= EXERCISE PROMPT =
Please retype the records below exactly, leaving out any pictures.

(Records excerpted from a collection)
-- BEGIN --

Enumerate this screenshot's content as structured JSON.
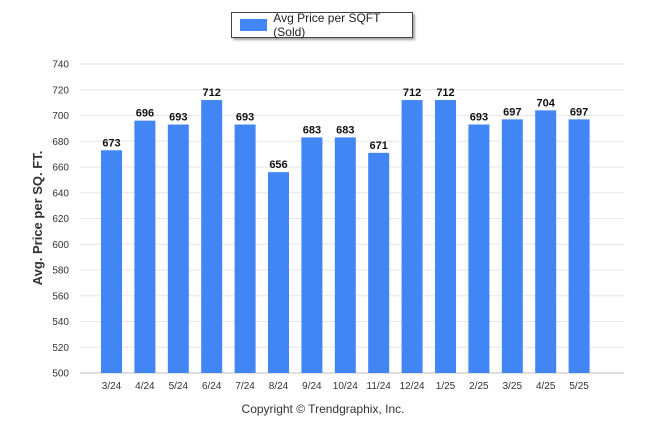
{
  "legend": {
    "label": "Avg Price per SQFT (Sold)"
  },
  "copyright": "Copyright © Trendgraphix, Inc.",
  "colors": {
    "bar": "#4285f4",
    "grid": "#e6e6e6"
  },
  "chart_data": {
    "type": "bar",
    "categories": [
      "3/24",
      "4/24",
      "5/24",
      "6/24",
      "7/24",
      "8/24",
      "9/24",
      "10/24",
      "11/24",
      "12/24",
      "1/25",
      "2/25",
      "3/25",
      "4/25",
      "5/25"
    ],
    "series": [
      {
        "name": "Avg Price per SQFT (Sold)",
        "values": [
          673,
          696,
          693,
          712,
          693,
          656,
          683,
          683,
          671,
          712,
          712,
          693,
          697,
          704,
          697
        ]
      }
    ],
    "ylabel": "Avg. Price per SQ. FT.",
    "xlabel": "",
    "ylim": [
      500,
      740
    ],
    "yticks": [
      500,
      520,
      540,
      560,
      580,
      600,
      620,
      640,
      660,
      680,
      700,
      720,
      740
    ],
    "grid": true,
    "legend_position": "top-center"
  }
}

-- END --

= TASK ANSWER =
Enumerate this screenshot's content as structured JSON.
{
  "legend": {
    "label": "Avg Price per SQFT (Sold)"
  },
  "copyright": "Copyright © Trendgraphix, Inc.",
  "colors": {
    "bar": "#4285f4",
    "grid": "#e6e6e6"
  },
  "chart_data": {
    "type": "bar",
    "categories": [
      "3/24",
      "4/24",
      "5/24",
      "6/24",
      "7/24",
      "8/24",
      "9/24",
      "10/24",
      "11/24",
      "12/24",
      "1/25",
      "2/25",
      "3/25",
      "4/25",
      "5/25"
    ],
    "series": [
      {
        "name": "Avg Price per SQFT (Sold)",
        "values": [
          673,
          696,
          693,
          712,
          693,
          656,
          683,
          683,
          671,
          712,
          712,
          693,
          697,
          704,
          697
        ]
      }
    ],
    "ylabel": "Avg. Price per SQ. FT.",
    "xlabel": "",
    "ylim": [
      500,
      740
    ],
    "yticks": [
      500,
      520,
      540,
      560,
      580,
      600,
      620,
      640,
      660,
      680,
      700,
      720,
      740
    ],
    "grid": true,
    "legend_position": "top-center"
  }
}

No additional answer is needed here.